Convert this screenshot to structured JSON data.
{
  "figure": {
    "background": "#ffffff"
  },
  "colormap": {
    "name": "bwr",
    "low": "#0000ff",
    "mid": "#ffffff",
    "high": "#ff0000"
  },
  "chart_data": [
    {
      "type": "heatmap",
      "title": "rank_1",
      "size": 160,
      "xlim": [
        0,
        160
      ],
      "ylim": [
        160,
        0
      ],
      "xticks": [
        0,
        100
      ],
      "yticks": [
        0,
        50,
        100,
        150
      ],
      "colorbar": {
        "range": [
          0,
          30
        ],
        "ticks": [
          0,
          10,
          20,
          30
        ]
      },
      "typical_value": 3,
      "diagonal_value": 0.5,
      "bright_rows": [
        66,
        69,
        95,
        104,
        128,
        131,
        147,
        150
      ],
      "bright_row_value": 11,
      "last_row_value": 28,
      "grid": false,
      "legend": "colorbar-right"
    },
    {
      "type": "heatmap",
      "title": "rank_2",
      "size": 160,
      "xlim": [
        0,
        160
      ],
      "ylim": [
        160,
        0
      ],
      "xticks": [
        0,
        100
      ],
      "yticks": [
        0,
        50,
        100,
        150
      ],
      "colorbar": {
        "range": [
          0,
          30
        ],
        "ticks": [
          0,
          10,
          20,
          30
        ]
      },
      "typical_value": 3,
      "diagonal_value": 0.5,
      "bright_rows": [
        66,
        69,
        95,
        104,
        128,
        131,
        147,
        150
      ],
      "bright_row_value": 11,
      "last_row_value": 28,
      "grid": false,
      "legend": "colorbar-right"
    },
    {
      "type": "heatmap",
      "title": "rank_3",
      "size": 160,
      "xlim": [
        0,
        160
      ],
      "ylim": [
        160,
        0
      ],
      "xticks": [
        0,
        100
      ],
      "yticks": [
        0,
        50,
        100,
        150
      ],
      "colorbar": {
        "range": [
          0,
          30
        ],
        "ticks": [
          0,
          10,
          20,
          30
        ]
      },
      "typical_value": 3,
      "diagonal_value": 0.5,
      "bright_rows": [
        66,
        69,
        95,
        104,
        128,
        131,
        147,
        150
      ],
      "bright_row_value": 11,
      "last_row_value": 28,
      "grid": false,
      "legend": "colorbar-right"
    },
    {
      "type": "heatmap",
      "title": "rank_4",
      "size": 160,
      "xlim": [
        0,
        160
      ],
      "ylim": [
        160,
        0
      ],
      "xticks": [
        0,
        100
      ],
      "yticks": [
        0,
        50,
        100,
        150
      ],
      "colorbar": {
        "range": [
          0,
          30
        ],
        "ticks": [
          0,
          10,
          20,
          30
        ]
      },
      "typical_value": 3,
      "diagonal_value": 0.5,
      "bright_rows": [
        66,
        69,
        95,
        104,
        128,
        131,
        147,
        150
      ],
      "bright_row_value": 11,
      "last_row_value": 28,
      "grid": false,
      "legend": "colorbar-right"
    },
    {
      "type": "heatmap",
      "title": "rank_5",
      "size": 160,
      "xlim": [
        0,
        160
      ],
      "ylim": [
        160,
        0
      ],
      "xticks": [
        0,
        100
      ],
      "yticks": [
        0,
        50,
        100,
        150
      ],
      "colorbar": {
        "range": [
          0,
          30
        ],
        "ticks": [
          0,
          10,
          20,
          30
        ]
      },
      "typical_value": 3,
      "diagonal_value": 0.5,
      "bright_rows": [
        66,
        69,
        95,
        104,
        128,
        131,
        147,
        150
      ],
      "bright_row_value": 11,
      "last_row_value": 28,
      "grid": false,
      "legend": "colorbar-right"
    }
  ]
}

--------

## Work instructions:
Show every line where the string "title" appears.

## Final answer:
      "title": "rank_1",
      "title": "rank_2",
      "title": "rank_3",
      "title": "rank_4",
      "title": "rank_5",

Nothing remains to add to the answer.